§ Provided entries:
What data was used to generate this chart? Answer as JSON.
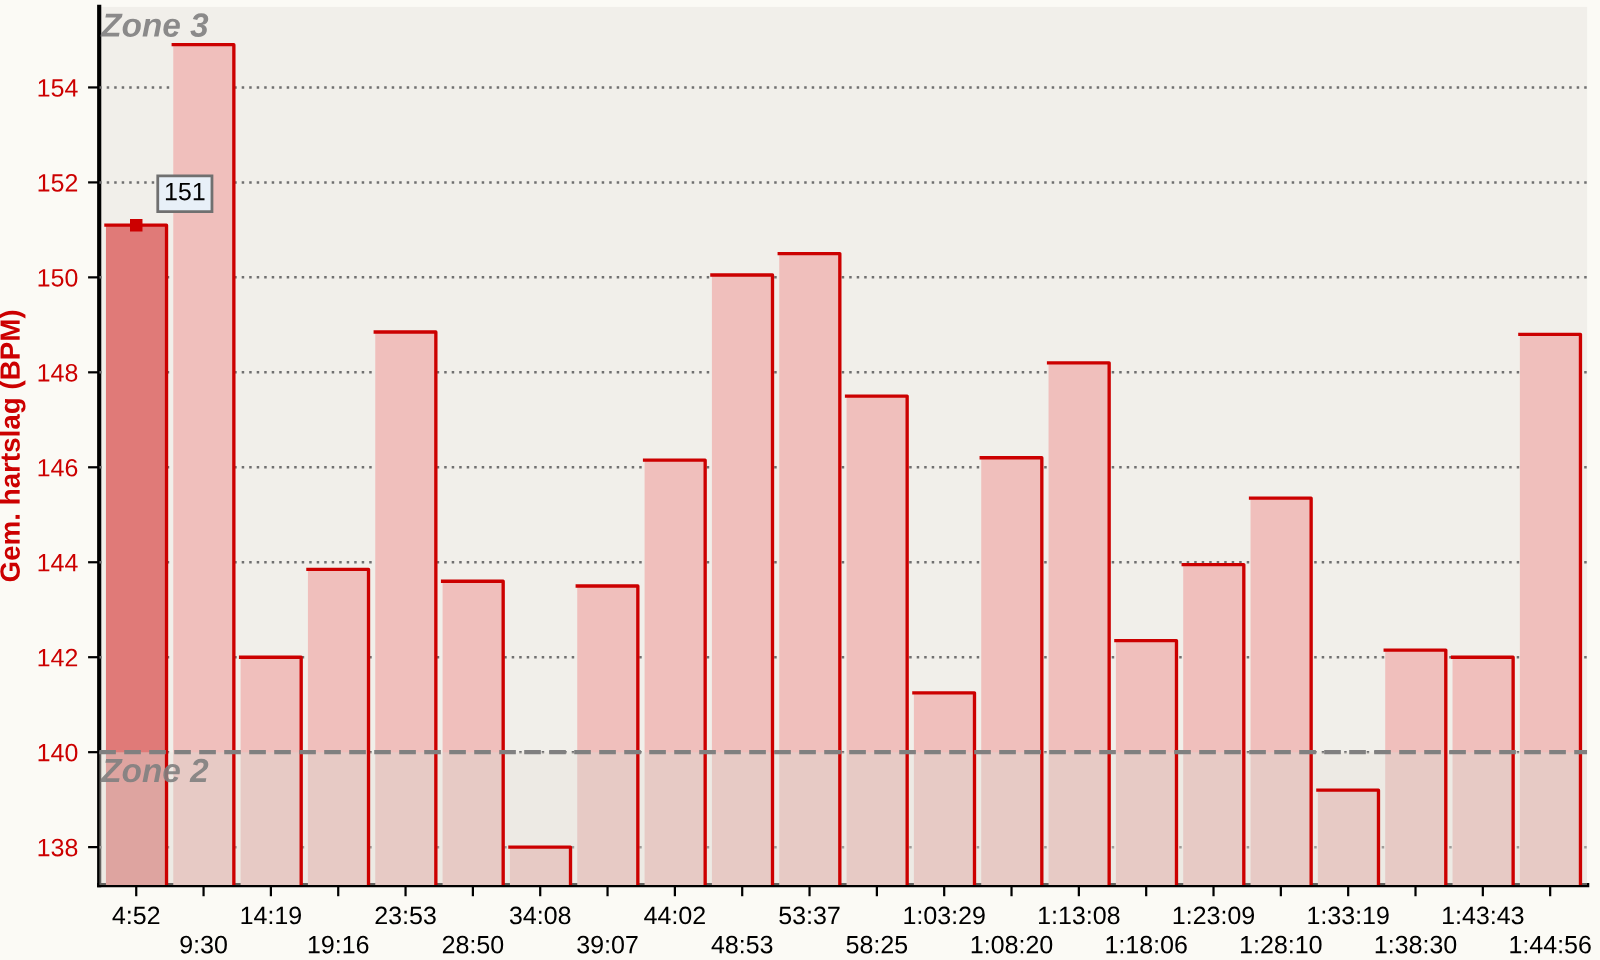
{
  "chart_data": {
    "type": "bar",
    "ylabel": "Gem. hartslag (BPM)",
    "categories": [
      "4:52",
      "9:30",
      "14:19",
      "19:16",
      "23:53",
      "28:50",
      "34:08",
      "39:07",
      "44:02",
      "48:53",
      "53:37",
      "58:25",
      "1:03:29",
      "1:08:20",
      "1:13:08",
      "1:18:06",
      "1:23:09",
      "1:28:10",
      "1:33:19",
      "1:38:30",
      "1:43:43",
      "1:44:56"
    ],
    "values": [
      151.1,
      154.9,
      142,
      143.85,
      148.85,
      143.6,
      138,
      143.5,
      146.15,
      150.05,
      150.5,
      147.5,
      141.25,
      146.2,
      148.2,
      142.35,
      143.95,
      145.35,
      139.2,
      142.15,
      142,
      148.8
    ],
    "colors": [
      "#e07a78",
      "#f0bfbc",
      "#f0bfbc",
      "#f0bfbc",
      "#f0bfbc",
      "#f0bfbc",
      "#f0bfbc",
      "#f0bfbc",
      "#f0bfbc",
      "#f0bfbc",
      "#f0bfbc",
      "#f0bfbc",
      "#f0bfbc",
      "#f0bfbc",
      "#f0bfbc",
      "#f0bfbc",
      "#f0bfbc",
      "#f0bfbc",
      "#f0bfbc",
      "#f0bfbc",
      "#f0bfbc",
      "#f0bfbc"
    ],
    "ylim": [
      137.2,
      155.7
    ],
    "yticks": [
      138,
      140,
      142,
      144,
      146,
      148,
      150,
      152,
      154
    ],
    "grid": "y",
    "bands": [
      {
        "axis": "y",
        "from": 140,
        "to": 155.7,
        "label": "Zone 3",
        "color": "#dcd8d0"
      },
      {
        "axis": "y",
        "from": 137.2,
        "to": 140,
        "label": "Zone 2",
        "color": "#dcd8d0"
      }
    ],
    "ref_lines": [
      {
        "axis": "y",
        "value": 140,
        "color": "#808080",
        "line_style": "dashed"
      }
    ],
    "annotations": [
      {
        "text": "151",
        "x": "4:52",
        "y": 151.1
      }
    ]
  }
}
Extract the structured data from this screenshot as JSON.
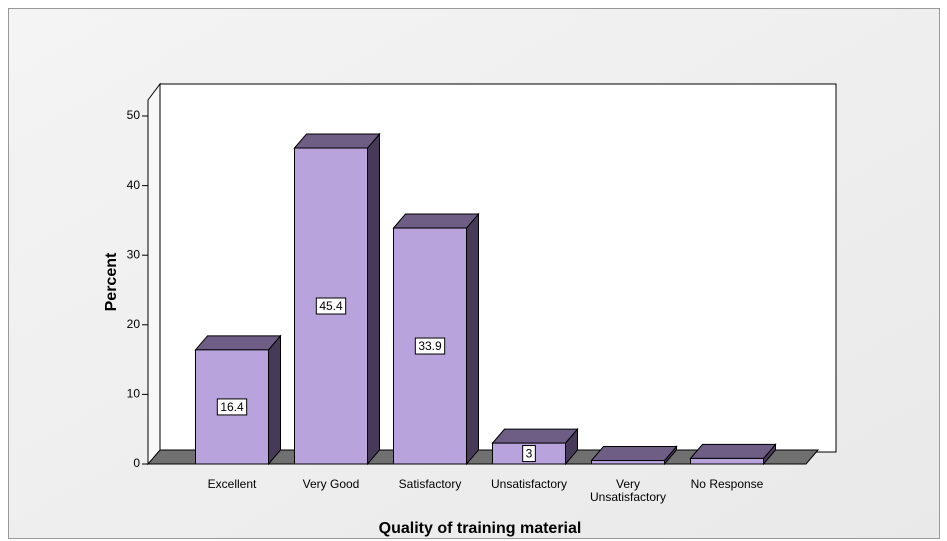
{
  "chart_data": {
    "type": "bar3d",
    "x_label": "Quality of training material",
    "y_label": "Percent",
    "categories": [
      "Excellent",
      "Very Good",
      "Satisfactory",
      "Unsatisfactory",
      "Very Unsatisfactory",
      "No Response"
    ],
    "values": [
      16.4,
      45.4,
      33.9,
      3,
      0.5,
      0.8
    ],
    "value_labels": [
      "16.4",
      "45.4",
      "33.9",
      "3",
      null,
      null
    ],
    "color": "#b8a3dc",
    "ylim": [
      0,
      50
    ],
    "yticks": [
      0,
      10,
      20,
      30,
      40,
      50
    ]
  }
}
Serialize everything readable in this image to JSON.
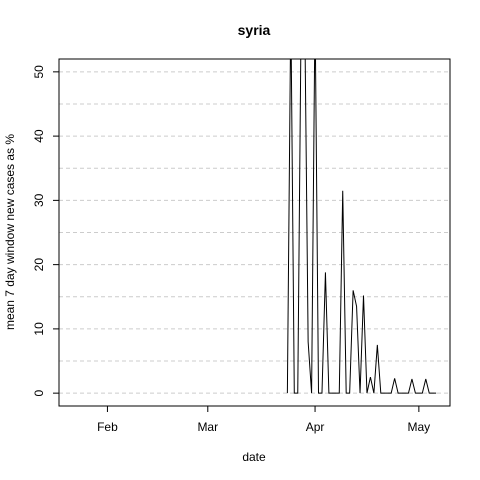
{
  "chart_data": {
    "type": "line",
    "title": "syria",
    "xlabel": "date",
    "ylabel": "mean  7  day window new cases as %",
    "x_ticks": [
      "Feb",
      "Mar",
      "Apr",
      "May"
    ],
    "x_tick_dates": [
      "2020-02-01",
      "2020-03-01",
      "2020-04-01",
      "2020-05-01"
    ],
    "xlim": [
      "2020-01-18",
      "2020-05-10"
    ],
    "y_ticks": [
      0,
      10,
      20,
      30,
      40,
      50
    ],
    "ylim": [
      -2,
      52
    ],
    "grid": "horizontal dashed",
    "line_color": "#000000",
    "grid_color": "#cccccc",
    "series": [
      {
        "x": [
          "2020-03-24",
          "2020-03-25",
          "2020-03-26",
          "2020-03-27",
          "2020-03-28",
          "2020-03-29",
          "2020-03-30",
          "2020-03-31",
          "2020-04-01",
          "2020-04-02",
          "2020-04-03",
          "2020-04-04",
          "2020-04-05",
          "2020-04-06",
          "2020-04-07",
          "2020-04-08",
          "2020-04-09",
          "2020-04-10",
          "2020-04-11",
          "2020-04-12",
          "2020-04-13",
          "2020-04-14",
          "2020-04-15",
          "2020-04-16",
          "2020-04-17",
          "2020-04-18",
          "2020-04-19",
          "2020-04-20",
          "2020-04-21",
          "2020-04-22",
          "2020-04-23",
          "2020-04-24",
          "2020-04-25",
          "2020-04-26",
          "2020-04-27",
          "2020-04-28",
          "2020-04-29",
          "2020-04-30",
          "2020-05-01",
          "2020-05-02",
          "2020-05-03",
          "2020-05-04",
          "2020-05-05",
          "2020-05-06"
        ],
        "values": [
          0,
          60,
          0,
          0,
          60,
          60,
          8,
          0,
          60,
          0,
          0,
          18.8,
          0,
          0,
          0,
          0,
          31.5,
          0,
          0,
          16,
          13.5,
          0,
          15.2,
          0,
          2.5,
          0,
          7.5,
          0,
          0,
          0,
          0,
          2.3,
          0,
          0,
          0,
          0,
          2.2,
          0,
          0,
          0,
          2.2,
          0,
          0,
          0
        ]
      }
    ]
  }
}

§ Aim of the task: Return all of the data exactly as written, and drop the pictures.

§ Result of this task:
What data was used to generate this chart? Answer as JSON.
{
  "chart_data": {
    "type": "bar",
    "ylabel": "Gem. hartslag (BPM)",
    "categories": [
      "4:52",
      "9:30",
      "14:19",
      "19:16",
      "23:53",
      "28:50",
      "34:08",
      "39:07",
      "44:02",
      "48:53",
      "53:37",
      "58:25",
      "1:03:29",
      "1:08:20",
      "1:13:08",
      "1:18:06",
      "1:23:09",
      "1:28:10",
      "1:33:19",
      "1:38:30",
      "1:43:43",
      "1:44:56"
    ],
    "values": [
      151.1,
      154.9,
      142,
      143.85,
      148.85,
      143.6,
      138,
      143.5,
      146.15,
      150.05,
      150.5,
      147.5,
      141.25,
      146.2,
      148.2,
      142.35,
      143.95,
      145.35,
      139.2,
      142.15,
      142,
      148.8
    ],
    "colors": [
      "#e07a78",
      "#f0bfbc",
      "#f0bfbc",
      "#f0bfbc",
      "#f0bfbc",
      "#f0bfbc",
      "#f0bfbc",
      "#f0bfbc",
      "#f0bfbc",
      "#f0bfbc",
      "#f0bfbc",
      "#f0bfbc",
      "#f0bfbc",
      "#f0bfbc",
      "#f0bfbc",
      "#f0bfbc",
      "#f0bfbc",
      "#f0bfbc",
      "#f0bfbc",
      "#f0bfbc",
      "#f0bfbc",
      "#f0bfbc"
    ],
    "ylim": [
      137.2,
      155.7
    ],
    "yticks": [
      138,
      140,
      142,
      144,
      146,
      148,
      150,
      152,
      154
    ],
    "grid": "y",
    "bands": [
      {
        "axis": "y",
        "from": 140,
        "to": 155.7,
        "label": "Zone 3",
        "color": "#dcd8d0"
      },
      {
        "axis": "y",
        "from": 137.2,
        "to": 140,
        "label": "Zone 2",
        "color": "#dcd8d0"
      }
    ],
    "ref_lines": [
      {
        "axis": "y",
        "value": 140,
        "color": "#808080",
        "line_style": "dashed"
      }
    ],
    "annotations": [
      {
        "text": "151",
        "x": "4:52",
        "y": 151.1
      }
    ]
  }
}
Extract the structured data from this screenshot as JSON.
{
  "chart_data": {
    "type": "bar3d",
    "x_label": "Quality of training material",
    "y_label": "Percent",
    "categories": [
      "Excellent",
      "Very Good",
      "Satisfactory",
      "Unsatisfactory",
      "Very Unsatisfactory",
      "No Response"
    ],
    "values": [
      16.4,
      45.4,
      33.9,
      3,
      0.5,
      0.8
    ],
    "value_labels": [
      "16.4",
      "45.4",
      "33.9",
      "3",
      null,
      null
    ],
    "color": "#b8a3dc",
    "ylim": [
      0,
      50
    ],
    "yticks": [
      0,
      10,
      20,
      30,
      40,
      50
    ]
  }
}
Serialize everything readable in this image to JSON.
{
  "chart_data": {
    "type": "line",
    "title": "syria",
    "xlabel": "date",
    "ylabel": "mean  7  day window new cases as %",
    "x_ticks": [
      "Feb",
      "Mar",
      "Apr",
      "May"
    ],
    "x_tick_dates": [
      "2020-02-01",
      "2020-03-01",
      "2020-04-01",
      "2020-05-01"
    ],
    "xlim": [
      "2020-01-18",
      "2020-05-10"
    ],
    "y_ticks": [
      0,
      10,
      20,
      30,
      40,
      50
    ],
    "ylim": [
      -2,
      52
    ],
    "grid": "horizontal dashed",
    "line_color": "#000000",
    "grid_color": "#cccccc",
    "series": [
      {
        "x": [
          "2020-03-24",
          "2020-03-25",
          "2020-03-26",
          "2020-03-27",
          "2020-03-28",
          "2020-03-29",
          "2020-03-30",
          "2020-03-31",
          "2020-04-01",
          "2020-04-02",
          "2020-04-03",
          "2020-04-04",
          "2020-04-05",
          "2020-04-06",
          "2020-04-07",
          "2020-04-08",
          "2020-04-09",
          "2020-04-10",
          "2020-04-11",
          "2020-04-12",
          "2020-04-13",
          "2020-04-14",
          "2020-04-15",
          "2020-04-16",
          "2020-04-17",
          "2020-04-18",
          "2020-04-19",
          "2020-04-20",
          "2020-04-21",
          "2020-04-22",
          "2020-04-23",
          "2020-04-24",
          "2020-04-25",
          "2020-04-26",
          "2020-04-27",
          "2020-04-28",
          "2020-04-29",
          "2020-04-30",
          "2020-05-01",
          "2020-05-02",
          "2020-05-03",
          "2020-05-04",
          "2020-05-05",
          "2020-05-06"
        ],
        "values": [
          0,
          60,
          0,
          0,
          60,
          60,
          8,
          0,
          60,
          0,
          0,
          18.8,
          0,
          0,
          0,
          0,
          31.5,
          0,
          0,
          16,
          13.5,
          0,
          15.2,
          0,
          2.5,
          0,
          7.5,
          0,
          0,
          0,
          0,
          2.3,
          0,
          0,
          0,
          0,
          2.2,
          0,
          0,
          0,
          2.2,
          0,
          0,
          0
        ]
      }
    ]
  }
}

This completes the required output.